_REQUIREMENTS_
Give the number of lines in the data that hold the word "thành", and nothing else.

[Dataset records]
#####

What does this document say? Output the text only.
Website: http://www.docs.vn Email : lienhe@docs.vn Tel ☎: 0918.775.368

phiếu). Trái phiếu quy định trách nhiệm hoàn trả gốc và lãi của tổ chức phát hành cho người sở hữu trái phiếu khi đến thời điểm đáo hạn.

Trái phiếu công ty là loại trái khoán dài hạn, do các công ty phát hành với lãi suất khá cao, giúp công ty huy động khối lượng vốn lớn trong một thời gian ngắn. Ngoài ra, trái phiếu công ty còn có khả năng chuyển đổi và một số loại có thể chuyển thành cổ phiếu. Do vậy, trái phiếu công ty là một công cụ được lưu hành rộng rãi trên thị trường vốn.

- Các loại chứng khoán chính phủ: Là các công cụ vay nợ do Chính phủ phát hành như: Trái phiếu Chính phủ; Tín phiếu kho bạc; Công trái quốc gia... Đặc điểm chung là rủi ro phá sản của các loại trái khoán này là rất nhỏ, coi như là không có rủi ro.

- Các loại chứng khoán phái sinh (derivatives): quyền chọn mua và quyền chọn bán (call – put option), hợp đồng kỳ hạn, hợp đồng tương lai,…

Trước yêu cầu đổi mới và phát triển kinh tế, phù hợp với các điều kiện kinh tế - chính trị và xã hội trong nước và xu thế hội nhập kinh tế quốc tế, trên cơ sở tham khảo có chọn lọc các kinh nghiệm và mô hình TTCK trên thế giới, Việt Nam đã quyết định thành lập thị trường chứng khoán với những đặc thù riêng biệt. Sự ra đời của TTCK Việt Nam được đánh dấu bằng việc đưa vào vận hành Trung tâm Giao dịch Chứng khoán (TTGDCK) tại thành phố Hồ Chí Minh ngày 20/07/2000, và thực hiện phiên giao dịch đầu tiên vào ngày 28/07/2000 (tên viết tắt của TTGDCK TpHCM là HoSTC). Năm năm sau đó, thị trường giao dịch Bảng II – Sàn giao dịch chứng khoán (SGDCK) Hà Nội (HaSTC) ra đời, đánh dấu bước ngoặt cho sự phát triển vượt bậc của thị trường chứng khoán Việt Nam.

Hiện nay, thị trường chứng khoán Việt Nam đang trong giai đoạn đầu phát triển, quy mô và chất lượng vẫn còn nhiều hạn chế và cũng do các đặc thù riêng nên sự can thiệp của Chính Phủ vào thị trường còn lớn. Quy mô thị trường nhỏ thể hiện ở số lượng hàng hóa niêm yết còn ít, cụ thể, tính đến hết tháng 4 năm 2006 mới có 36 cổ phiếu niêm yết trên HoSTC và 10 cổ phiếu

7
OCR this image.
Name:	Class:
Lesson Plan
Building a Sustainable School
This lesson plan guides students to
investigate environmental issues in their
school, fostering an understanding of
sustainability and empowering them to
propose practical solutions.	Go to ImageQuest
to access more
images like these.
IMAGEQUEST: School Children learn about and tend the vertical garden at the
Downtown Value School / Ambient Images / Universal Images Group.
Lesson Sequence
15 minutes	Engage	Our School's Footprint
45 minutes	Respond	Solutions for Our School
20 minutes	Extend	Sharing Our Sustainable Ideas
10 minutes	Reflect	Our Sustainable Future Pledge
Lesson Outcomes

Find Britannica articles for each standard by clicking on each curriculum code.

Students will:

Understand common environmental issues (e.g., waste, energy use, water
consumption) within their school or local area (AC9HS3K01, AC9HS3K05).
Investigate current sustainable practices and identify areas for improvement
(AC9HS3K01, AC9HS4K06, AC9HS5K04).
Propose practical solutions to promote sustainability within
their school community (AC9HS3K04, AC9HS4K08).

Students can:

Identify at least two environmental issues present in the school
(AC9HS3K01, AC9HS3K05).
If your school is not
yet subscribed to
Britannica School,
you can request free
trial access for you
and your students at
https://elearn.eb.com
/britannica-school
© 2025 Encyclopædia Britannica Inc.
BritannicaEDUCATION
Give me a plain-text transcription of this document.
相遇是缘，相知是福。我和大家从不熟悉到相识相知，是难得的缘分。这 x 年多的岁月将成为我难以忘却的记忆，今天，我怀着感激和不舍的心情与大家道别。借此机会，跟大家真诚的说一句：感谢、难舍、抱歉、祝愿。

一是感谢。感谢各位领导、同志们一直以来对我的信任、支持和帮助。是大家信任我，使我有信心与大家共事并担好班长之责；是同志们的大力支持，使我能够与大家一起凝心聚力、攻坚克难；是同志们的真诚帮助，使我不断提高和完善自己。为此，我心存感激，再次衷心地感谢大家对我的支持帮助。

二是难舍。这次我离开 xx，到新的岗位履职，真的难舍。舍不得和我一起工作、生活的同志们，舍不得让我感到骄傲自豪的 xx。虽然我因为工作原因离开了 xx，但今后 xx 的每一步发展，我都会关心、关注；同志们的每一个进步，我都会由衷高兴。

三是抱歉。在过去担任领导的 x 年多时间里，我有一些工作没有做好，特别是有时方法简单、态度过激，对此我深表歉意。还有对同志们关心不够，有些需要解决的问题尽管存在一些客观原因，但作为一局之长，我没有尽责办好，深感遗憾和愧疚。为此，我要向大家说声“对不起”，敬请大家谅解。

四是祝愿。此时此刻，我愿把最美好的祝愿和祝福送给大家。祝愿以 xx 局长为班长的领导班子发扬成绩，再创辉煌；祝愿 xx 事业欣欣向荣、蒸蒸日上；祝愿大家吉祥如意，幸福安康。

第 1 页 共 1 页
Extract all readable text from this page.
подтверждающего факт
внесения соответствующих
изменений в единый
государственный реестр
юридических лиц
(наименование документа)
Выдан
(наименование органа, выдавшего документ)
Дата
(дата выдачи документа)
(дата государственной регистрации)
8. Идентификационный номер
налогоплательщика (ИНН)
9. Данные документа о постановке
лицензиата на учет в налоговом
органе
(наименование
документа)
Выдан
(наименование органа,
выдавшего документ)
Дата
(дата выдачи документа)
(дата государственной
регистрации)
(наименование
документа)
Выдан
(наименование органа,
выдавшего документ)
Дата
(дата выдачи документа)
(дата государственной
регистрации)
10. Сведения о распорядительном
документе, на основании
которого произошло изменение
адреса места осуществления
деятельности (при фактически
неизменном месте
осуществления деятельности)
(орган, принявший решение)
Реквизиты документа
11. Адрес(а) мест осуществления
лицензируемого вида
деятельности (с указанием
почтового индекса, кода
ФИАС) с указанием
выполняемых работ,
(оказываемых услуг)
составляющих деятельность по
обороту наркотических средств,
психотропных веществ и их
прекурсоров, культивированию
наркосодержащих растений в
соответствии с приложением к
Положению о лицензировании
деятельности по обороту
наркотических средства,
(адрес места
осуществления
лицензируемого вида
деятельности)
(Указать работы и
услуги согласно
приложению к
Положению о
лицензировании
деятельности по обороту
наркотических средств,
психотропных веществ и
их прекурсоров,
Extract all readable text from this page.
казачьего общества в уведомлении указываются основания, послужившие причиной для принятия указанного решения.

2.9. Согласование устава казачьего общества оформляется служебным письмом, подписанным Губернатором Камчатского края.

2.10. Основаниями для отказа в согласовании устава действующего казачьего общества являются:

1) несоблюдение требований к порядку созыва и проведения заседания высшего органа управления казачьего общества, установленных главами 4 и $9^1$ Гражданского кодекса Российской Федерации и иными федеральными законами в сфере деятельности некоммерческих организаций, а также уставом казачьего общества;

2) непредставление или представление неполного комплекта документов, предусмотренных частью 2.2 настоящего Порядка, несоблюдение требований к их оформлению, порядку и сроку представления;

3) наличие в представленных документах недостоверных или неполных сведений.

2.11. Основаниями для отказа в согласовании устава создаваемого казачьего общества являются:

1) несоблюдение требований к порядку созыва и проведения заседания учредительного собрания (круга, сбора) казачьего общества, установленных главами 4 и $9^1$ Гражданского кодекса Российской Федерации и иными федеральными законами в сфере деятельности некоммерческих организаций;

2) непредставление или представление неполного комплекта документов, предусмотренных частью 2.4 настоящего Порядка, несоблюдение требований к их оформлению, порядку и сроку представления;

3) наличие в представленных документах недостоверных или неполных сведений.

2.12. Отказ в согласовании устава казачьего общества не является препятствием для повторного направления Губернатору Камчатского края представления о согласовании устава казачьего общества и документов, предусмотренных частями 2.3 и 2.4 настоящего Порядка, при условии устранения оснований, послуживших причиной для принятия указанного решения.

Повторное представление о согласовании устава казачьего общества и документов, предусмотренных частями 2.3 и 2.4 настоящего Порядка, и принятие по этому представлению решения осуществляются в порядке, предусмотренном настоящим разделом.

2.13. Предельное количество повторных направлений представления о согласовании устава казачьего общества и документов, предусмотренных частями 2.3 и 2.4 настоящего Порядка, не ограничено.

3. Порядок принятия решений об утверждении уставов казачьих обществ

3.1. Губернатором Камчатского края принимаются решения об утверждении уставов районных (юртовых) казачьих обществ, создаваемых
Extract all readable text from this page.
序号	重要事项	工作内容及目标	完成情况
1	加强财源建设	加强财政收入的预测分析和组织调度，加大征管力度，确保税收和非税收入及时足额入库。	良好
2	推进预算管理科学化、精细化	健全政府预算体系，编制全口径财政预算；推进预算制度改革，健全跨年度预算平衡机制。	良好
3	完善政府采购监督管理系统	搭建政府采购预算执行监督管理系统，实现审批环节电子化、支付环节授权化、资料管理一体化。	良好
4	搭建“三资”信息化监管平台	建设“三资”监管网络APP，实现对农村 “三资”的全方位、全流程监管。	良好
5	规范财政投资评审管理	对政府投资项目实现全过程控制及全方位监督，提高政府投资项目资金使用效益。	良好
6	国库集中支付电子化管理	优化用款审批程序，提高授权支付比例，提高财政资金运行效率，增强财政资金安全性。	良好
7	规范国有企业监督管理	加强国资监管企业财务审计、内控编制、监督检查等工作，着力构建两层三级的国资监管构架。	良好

#####

_FINAL RESULT_
2